*** Opening Records to use ***

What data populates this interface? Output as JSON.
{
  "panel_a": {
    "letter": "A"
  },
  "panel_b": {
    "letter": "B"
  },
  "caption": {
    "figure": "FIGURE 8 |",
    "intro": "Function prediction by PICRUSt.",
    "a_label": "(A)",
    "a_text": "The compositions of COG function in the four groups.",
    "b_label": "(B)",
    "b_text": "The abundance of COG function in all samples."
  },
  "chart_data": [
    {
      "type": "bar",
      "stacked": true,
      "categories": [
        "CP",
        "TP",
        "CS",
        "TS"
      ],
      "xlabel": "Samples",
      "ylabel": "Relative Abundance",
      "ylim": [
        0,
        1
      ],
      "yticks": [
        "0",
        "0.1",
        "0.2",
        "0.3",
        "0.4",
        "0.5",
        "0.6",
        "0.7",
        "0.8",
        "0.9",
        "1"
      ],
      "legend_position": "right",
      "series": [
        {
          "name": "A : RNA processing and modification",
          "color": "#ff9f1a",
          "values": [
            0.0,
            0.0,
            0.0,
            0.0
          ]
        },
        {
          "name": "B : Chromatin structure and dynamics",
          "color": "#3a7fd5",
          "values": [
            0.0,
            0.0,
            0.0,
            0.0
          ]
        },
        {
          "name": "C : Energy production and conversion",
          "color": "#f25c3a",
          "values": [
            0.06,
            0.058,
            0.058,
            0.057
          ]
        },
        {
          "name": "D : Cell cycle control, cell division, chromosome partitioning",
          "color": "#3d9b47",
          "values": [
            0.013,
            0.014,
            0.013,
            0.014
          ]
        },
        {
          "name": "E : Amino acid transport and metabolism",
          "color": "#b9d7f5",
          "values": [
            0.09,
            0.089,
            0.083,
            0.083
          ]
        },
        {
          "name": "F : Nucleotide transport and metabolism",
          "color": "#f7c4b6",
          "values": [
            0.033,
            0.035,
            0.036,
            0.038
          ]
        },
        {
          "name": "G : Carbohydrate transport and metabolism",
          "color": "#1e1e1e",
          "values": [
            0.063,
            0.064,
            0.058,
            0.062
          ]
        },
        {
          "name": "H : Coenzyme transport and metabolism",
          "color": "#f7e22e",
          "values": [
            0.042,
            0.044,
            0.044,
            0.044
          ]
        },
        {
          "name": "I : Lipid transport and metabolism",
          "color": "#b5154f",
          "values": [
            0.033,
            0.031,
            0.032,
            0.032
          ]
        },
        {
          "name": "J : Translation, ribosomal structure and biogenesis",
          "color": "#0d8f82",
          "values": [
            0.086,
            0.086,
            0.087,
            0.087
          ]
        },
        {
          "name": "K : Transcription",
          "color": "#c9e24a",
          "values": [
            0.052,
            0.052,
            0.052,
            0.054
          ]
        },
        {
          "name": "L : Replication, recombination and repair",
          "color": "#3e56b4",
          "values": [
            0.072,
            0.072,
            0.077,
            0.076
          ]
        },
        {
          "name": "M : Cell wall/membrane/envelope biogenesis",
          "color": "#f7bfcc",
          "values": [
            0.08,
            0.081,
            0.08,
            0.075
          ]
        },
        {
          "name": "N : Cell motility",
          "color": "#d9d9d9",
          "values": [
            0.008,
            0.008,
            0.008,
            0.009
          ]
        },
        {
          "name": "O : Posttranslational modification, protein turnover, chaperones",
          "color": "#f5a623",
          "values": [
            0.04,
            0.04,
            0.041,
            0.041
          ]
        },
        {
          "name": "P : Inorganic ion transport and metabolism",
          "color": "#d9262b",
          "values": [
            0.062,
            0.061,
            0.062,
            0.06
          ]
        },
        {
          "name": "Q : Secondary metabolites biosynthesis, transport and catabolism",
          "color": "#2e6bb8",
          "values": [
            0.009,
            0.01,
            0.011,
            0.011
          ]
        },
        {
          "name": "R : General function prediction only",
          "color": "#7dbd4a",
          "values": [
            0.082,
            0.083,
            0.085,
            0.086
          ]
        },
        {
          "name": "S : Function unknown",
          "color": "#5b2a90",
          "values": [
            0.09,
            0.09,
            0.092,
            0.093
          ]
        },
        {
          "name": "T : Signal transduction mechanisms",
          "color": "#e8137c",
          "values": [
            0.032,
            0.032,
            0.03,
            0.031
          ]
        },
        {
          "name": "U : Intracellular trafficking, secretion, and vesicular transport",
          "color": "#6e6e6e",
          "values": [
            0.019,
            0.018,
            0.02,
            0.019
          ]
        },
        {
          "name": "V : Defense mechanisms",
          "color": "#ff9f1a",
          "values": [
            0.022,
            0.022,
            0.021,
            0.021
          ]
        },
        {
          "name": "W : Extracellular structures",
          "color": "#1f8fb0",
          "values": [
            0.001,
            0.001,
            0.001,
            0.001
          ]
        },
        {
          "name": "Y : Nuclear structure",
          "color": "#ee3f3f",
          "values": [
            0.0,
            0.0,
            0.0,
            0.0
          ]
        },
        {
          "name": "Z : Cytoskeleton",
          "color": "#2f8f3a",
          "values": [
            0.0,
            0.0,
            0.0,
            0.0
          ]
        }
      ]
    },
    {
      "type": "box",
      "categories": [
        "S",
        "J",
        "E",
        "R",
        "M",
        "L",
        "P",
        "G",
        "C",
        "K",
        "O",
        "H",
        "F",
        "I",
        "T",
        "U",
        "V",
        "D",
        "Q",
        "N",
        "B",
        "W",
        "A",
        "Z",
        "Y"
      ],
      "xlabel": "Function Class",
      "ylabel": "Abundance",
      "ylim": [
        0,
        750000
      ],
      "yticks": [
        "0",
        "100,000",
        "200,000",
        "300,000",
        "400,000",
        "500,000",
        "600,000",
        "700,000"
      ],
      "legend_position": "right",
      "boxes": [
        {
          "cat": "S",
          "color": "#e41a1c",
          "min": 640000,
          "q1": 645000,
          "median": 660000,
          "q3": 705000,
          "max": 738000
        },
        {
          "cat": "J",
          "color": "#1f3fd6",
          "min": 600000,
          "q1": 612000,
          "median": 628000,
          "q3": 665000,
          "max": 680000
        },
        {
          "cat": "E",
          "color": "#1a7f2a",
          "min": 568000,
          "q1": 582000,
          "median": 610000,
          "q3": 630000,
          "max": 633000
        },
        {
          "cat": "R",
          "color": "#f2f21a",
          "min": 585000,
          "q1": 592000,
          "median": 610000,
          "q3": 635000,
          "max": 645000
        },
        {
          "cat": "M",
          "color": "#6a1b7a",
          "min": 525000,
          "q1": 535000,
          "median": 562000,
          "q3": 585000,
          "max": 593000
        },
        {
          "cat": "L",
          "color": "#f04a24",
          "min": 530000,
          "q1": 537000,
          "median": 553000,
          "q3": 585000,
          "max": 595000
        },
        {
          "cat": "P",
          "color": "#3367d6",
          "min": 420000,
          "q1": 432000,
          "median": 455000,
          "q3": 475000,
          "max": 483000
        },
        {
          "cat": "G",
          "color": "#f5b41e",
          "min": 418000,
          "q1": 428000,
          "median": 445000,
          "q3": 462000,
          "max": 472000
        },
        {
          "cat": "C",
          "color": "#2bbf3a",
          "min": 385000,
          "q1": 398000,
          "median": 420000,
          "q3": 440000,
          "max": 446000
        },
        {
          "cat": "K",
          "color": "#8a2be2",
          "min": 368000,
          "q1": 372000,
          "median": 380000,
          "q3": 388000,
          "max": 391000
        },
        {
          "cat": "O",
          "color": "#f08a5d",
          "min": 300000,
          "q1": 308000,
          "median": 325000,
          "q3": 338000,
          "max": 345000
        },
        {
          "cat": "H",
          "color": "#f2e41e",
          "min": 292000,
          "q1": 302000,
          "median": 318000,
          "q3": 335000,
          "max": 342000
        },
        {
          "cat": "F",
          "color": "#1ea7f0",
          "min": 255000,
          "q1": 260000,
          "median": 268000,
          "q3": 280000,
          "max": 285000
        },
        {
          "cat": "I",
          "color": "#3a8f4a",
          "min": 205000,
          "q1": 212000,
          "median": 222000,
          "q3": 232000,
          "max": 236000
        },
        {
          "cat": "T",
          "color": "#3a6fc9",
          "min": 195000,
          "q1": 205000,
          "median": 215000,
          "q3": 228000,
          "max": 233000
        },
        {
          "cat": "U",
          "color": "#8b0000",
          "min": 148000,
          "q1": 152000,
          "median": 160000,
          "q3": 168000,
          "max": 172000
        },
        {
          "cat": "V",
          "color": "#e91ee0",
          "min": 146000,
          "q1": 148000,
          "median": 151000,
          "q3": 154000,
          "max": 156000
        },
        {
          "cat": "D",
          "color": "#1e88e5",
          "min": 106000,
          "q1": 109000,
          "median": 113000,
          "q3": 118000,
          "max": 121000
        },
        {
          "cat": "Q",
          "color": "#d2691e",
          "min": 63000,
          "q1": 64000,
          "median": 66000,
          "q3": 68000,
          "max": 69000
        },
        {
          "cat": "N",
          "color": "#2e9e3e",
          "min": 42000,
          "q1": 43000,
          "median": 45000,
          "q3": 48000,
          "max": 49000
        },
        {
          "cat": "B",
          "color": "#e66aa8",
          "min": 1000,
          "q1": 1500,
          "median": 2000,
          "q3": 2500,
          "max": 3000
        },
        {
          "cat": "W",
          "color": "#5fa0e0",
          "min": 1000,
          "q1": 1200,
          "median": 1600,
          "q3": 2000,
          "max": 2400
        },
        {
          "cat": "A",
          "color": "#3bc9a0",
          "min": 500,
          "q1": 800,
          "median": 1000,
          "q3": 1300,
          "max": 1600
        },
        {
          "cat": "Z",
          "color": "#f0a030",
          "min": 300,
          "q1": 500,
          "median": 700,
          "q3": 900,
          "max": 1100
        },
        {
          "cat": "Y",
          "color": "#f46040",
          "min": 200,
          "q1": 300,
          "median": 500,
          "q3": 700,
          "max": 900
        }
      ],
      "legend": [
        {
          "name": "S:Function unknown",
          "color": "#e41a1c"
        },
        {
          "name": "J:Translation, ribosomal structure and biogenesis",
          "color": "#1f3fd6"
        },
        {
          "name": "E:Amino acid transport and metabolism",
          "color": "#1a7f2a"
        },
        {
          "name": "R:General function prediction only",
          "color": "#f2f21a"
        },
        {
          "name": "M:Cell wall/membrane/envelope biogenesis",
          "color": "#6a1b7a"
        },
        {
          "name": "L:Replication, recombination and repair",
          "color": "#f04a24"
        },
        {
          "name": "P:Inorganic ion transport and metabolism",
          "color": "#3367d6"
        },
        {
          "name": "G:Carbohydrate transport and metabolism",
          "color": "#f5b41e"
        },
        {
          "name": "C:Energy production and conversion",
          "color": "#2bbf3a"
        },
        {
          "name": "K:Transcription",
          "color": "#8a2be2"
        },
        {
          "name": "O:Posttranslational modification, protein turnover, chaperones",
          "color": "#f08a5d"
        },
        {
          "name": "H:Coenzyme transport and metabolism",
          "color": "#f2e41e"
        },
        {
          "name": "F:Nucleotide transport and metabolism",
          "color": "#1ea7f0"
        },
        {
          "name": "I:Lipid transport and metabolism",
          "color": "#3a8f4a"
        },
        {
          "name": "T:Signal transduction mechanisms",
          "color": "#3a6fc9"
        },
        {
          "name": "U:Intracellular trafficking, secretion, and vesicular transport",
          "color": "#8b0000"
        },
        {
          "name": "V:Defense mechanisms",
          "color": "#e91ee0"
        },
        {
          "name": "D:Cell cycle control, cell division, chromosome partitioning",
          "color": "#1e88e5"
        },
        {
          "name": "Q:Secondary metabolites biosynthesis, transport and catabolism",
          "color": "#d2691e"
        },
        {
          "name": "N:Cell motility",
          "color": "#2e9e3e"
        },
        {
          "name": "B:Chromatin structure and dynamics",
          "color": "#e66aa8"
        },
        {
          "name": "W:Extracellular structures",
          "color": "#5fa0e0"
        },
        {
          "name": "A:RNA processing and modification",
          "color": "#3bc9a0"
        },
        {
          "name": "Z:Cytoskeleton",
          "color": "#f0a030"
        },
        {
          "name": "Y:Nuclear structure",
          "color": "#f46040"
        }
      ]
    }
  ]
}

*** Closing Records to use ***

From the records above, copy each line that contains the word "cycle".

## Task output
          "name": "D : Cell cycle control, cell division, chromosome partitioning",
          "name": "D:Cell cycle control, cell division, chromosome partitioning",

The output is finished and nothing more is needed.